▶ _Given task_
Copy every line of the records below where the word "liệu" occurs.

Collected data
— start —

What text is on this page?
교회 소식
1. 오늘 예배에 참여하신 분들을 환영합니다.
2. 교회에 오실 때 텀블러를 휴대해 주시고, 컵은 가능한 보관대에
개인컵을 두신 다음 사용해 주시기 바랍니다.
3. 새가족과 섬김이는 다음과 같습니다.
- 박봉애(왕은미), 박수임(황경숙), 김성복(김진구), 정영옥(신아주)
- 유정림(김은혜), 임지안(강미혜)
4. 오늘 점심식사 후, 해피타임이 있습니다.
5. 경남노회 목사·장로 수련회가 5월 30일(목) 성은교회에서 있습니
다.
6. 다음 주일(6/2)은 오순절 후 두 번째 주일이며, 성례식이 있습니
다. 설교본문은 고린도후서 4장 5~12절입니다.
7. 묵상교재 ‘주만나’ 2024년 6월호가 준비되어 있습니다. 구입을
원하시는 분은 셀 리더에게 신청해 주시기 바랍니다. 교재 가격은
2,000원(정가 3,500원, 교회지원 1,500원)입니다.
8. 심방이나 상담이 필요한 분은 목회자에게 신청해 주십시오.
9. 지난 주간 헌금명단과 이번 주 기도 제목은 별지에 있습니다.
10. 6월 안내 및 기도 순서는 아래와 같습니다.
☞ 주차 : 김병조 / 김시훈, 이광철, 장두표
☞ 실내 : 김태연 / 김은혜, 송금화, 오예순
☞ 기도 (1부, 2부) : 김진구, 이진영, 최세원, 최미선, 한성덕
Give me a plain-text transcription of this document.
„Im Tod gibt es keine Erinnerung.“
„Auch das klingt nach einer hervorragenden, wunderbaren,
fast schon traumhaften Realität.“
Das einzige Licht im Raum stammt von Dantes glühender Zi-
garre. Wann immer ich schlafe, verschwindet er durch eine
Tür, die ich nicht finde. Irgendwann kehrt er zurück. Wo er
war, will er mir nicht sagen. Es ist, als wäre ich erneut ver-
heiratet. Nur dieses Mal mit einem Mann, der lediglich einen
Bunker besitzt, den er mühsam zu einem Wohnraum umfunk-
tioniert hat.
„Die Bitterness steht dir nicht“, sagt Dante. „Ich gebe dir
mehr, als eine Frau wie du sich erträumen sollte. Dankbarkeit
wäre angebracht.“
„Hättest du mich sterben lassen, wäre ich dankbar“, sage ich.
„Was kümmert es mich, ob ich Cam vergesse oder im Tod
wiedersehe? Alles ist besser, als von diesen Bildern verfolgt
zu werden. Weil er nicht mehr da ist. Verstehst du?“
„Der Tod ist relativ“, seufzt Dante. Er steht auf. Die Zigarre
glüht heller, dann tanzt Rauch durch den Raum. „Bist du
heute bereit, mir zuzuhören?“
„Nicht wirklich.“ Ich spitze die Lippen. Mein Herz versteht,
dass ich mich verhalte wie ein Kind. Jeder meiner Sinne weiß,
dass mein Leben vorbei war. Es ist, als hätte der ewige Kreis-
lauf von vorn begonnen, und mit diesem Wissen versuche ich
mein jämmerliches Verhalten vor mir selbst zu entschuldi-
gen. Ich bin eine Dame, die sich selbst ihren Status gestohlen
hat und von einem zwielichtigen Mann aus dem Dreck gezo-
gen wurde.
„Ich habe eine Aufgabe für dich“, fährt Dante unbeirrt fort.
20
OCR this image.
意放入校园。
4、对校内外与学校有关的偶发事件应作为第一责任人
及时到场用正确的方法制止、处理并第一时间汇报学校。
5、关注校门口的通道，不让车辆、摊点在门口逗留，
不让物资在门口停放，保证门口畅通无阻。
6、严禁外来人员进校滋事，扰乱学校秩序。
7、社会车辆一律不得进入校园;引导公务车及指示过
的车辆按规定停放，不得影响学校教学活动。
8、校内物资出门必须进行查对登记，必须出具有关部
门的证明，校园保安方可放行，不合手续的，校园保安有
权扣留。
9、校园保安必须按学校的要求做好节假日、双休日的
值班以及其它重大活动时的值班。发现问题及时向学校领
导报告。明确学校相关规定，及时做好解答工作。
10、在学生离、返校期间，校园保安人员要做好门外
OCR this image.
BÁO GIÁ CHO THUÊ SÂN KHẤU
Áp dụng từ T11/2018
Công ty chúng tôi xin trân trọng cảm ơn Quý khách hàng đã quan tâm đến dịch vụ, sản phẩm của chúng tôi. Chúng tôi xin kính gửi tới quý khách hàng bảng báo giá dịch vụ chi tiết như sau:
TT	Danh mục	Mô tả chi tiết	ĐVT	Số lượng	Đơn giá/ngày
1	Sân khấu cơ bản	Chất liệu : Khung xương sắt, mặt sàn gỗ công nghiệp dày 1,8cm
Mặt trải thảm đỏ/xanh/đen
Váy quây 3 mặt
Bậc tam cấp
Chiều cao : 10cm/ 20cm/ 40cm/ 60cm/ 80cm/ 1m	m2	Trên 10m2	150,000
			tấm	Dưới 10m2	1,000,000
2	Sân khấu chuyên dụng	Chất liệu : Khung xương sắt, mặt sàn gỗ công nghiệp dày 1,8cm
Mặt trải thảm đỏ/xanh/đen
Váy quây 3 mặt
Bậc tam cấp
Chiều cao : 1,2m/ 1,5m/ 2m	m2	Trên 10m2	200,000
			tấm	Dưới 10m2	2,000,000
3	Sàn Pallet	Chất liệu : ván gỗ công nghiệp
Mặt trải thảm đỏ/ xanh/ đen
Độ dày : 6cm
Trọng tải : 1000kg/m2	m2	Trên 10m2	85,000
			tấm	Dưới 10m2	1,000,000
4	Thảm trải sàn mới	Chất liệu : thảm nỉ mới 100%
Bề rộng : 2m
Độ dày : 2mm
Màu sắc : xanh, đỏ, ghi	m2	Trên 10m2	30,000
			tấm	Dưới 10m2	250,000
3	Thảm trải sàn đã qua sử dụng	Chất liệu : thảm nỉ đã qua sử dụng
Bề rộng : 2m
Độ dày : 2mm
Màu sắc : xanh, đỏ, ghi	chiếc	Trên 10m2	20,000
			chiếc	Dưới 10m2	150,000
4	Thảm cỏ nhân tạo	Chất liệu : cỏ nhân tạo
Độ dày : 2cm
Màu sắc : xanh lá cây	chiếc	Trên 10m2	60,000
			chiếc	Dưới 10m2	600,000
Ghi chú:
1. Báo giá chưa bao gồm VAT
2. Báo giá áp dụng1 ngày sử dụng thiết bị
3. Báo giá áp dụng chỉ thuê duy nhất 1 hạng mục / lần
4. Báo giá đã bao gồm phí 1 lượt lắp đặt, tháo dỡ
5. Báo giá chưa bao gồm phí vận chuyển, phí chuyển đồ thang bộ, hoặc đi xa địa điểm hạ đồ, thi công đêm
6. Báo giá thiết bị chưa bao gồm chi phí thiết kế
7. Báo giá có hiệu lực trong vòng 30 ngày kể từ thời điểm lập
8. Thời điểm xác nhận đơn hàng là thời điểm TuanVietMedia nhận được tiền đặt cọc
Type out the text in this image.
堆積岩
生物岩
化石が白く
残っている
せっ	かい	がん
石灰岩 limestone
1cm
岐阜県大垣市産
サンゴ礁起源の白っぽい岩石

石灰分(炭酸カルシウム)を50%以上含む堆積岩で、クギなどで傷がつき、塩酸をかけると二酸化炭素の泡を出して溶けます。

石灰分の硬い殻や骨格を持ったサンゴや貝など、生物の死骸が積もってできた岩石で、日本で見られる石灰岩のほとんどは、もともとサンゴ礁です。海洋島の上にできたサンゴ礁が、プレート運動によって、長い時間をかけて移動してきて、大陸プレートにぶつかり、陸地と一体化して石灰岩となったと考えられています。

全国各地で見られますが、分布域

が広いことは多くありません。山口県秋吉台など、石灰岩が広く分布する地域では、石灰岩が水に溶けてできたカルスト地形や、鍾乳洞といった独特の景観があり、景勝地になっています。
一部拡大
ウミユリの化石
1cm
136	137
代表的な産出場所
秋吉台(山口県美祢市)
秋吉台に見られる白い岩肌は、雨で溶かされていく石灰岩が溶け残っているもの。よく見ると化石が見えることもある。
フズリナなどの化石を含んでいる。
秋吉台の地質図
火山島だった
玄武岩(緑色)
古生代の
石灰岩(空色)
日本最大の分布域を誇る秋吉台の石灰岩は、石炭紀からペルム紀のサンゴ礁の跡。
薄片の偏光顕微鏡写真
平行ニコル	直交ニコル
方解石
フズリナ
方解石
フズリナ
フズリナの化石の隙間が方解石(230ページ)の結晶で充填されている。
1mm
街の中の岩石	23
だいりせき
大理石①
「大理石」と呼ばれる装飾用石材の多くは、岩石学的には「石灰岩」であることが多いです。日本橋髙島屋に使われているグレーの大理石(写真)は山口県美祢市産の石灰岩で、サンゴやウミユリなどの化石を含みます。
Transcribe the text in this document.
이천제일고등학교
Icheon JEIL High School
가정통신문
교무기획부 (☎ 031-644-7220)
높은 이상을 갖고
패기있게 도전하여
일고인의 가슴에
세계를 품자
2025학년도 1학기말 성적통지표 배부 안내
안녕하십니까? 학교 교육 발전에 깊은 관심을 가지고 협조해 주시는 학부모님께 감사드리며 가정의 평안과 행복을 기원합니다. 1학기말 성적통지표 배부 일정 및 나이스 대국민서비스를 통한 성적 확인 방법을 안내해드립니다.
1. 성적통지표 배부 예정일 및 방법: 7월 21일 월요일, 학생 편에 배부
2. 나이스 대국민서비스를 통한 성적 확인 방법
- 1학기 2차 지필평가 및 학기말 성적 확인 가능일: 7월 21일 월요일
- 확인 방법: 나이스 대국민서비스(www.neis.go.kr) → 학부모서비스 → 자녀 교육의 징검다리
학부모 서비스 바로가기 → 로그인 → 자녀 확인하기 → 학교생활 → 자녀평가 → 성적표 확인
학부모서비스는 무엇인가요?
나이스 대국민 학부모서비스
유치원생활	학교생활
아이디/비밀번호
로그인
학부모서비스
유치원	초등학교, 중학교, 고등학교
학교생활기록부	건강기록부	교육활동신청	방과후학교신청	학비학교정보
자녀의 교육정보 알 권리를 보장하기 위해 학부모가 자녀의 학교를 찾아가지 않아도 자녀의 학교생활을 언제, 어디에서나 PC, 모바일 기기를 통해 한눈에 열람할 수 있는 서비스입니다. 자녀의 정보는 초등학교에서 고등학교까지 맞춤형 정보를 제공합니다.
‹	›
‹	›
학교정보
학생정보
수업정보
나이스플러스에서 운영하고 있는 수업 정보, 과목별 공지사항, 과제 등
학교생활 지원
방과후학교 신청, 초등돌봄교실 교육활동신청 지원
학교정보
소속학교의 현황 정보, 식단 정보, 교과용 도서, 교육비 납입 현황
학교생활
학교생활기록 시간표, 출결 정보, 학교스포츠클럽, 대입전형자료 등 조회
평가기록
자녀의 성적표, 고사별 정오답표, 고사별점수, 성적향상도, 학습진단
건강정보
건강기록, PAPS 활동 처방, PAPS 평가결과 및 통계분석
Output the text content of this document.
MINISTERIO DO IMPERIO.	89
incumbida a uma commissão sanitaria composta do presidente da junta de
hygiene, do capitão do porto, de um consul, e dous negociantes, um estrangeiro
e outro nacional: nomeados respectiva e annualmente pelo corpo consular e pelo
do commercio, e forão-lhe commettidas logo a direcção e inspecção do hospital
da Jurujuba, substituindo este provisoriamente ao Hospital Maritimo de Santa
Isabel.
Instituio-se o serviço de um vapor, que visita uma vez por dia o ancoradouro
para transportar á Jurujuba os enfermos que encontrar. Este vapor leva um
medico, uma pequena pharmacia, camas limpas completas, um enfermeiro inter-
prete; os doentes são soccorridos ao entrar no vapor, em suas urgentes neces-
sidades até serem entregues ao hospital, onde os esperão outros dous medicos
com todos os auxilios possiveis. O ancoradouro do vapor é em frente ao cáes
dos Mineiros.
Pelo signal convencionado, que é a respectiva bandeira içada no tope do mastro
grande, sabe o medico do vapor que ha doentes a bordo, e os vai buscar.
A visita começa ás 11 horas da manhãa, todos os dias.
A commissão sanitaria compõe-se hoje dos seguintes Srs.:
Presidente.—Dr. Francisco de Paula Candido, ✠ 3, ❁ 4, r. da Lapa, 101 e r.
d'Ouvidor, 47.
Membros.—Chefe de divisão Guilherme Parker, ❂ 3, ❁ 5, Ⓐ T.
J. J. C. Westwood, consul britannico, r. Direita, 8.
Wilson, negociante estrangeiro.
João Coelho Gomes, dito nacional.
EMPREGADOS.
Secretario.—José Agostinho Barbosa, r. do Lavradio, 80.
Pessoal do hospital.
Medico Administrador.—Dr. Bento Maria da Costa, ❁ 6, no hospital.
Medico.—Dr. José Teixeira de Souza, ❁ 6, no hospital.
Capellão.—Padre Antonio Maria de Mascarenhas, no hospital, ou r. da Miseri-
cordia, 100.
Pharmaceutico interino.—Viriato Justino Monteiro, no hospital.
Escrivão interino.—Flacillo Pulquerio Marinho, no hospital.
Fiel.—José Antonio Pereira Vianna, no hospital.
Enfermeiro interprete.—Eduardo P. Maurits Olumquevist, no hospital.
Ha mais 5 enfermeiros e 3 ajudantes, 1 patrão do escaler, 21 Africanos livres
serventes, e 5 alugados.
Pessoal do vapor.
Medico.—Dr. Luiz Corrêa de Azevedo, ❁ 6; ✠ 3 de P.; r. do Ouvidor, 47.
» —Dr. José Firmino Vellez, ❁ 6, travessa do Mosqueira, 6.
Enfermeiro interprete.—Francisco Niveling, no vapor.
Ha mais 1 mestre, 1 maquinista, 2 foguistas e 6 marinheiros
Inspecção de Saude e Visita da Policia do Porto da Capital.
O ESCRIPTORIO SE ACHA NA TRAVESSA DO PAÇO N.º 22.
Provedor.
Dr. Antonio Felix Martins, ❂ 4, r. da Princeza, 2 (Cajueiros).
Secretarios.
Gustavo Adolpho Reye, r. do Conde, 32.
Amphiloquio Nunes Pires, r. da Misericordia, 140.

— end —

▶ _Answer for this exercise_
1	Sân khấu cơ bản	Chất liệu : Khung xương sắt, mặt sàn gỗ công nghiệp dày 1,8cm
2	Sân khấu chuyên dụng	Chất liệu : Khung xương sắt, mặt sàn gỗ công nghiệp dày 1,8cm
3	Sàn Pallet	Chất liệu : ván gỗ công nghiệp
4	Thảm trải sàn mới	Chất liệu : thảm nỉ mới 100%
3	Thảm trải sàn đã qua sử dụng	Chất liệu : thảm nỉ đã qua sử dụng
4	Thảm cỏ nhân tạo	Chất liệu : cỏ nhân tạo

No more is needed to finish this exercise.